Records from a dataset
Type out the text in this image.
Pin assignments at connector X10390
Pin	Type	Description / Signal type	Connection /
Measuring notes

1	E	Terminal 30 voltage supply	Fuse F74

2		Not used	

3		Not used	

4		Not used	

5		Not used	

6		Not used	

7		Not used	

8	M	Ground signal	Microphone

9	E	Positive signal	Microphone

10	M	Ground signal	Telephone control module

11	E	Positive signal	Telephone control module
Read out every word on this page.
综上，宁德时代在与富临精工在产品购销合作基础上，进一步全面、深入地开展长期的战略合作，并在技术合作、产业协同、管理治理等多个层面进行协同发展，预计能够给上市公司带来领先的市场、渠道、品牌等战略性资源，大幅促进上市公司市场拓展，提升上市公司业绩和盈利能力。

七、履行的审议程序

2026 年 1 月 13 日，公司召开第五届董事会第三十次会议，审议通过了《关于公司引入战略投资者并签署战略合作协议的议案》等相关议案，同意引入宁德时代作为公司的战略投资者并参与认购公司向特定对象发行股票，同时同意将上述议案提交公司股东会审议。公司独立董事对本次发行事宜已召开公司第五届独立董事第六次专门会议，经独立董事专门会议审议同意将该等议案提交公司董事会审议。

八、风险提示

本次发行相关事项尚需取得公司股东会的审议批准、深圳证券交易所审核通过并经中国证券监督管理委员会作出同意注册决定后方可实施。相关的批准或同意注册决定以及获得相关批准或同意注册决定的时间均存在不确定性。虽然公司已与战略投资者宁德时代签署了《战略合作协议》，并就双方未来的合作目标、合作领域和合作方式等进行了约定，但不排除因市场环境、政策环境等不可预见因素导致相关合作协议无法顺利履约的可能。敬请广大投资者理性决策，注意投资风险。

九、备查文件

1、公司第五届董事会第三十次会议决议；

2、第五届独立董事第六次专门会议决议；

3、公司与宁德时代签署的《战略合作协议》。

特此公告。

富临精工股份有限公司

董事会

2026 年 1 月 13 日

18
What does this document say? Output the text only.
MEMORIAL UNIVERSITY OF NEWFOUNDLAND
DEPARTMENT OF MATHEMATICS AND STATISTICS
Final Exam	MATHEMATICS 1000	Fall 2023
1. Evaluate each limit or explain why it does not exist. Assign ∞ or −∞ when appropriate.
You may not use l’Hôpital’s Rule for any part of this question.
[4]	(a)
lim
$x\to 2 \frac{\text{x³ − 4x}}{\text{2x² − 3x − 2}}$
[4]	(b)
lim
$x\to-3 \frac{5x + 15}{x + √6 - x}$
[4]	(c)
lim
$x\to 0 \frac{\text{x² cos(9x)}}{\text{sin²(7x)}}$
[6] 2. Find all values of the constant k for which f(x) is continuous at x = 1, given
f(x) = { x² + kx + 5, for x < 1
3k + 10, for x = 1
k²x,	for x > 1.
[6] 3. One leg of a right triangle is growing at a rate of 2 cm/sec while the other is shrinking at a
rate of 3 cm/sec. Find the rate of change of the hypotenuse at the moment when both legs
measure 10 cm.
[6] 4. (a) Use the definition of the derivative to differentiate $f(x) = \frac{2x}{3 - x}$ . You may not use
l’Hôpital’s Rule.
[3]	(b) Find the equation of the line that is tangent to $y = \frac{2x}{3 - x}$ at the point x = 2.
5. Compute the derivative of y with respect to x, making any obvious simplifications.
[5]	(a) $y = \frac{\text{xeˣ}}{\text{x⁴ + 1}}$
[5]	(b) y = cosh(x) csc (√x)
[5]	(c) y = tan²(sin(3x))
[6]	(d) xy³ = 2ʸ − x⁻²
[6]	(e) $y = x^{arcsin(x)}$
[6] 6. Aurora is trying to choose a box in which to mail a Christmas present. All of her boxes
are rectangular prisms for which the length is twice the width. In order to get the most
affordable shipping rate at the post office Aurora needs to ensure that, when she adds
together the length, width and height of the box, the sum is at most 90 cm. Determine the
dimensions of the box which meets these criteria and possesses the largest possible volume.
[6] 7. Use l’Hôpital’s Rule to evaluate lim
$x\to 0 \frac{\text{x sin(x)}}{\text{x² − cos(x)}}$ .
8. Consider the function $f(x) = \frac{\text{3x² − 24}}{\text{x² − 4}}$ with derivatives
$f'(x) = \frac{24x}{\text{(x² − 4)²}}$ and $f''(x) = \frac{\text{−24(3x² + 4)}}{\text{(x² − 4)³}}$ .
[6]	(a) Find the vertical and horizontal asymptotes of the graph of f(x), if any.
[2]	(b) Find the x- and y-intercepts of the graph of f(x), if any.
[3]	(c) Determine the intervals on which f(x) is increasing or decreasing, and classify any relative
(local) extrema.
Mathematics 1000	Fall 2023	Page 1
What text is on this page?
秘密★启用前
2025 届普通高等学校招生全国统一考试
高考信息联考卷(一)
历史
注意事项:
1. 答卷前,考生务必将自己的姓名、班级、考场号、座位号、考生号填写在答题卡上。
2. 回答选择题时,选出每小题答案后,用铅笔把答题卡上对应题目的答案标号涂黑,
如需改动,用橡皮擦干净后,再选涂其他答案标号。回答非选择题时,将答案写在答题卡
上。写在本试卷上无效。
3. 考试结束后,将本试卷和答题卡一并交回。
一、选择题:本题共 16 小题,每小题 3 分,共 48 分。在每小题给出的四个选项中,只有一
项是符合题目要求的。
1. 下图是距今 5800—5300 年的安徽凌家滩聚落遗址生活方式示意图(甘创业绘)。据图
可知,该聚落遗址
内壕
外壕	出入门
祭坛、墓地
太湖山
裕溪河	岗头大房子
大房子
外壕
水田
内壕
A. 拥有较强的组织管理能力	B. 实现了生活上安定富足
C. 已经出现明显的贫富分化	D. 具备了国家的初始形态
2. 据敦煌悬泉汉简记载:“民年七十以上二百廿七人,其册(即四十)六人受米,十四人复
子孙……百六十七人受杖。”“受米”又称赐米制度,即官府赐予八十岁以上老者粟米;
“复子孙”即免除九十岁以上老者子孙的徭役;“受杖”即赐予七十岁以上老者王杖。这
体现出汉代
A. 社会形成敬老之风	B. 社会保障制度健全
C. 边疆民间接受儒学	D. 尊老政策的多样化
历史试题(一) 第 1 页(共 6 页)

• [Exercise directions] Filter the records above and return every line that holds the word "width".

• [Solved problem]
are rectangular prisms for which the length is twice the width. In order to get the most
together the length, width and height of the box, the sum is at most 90 cm. Determine the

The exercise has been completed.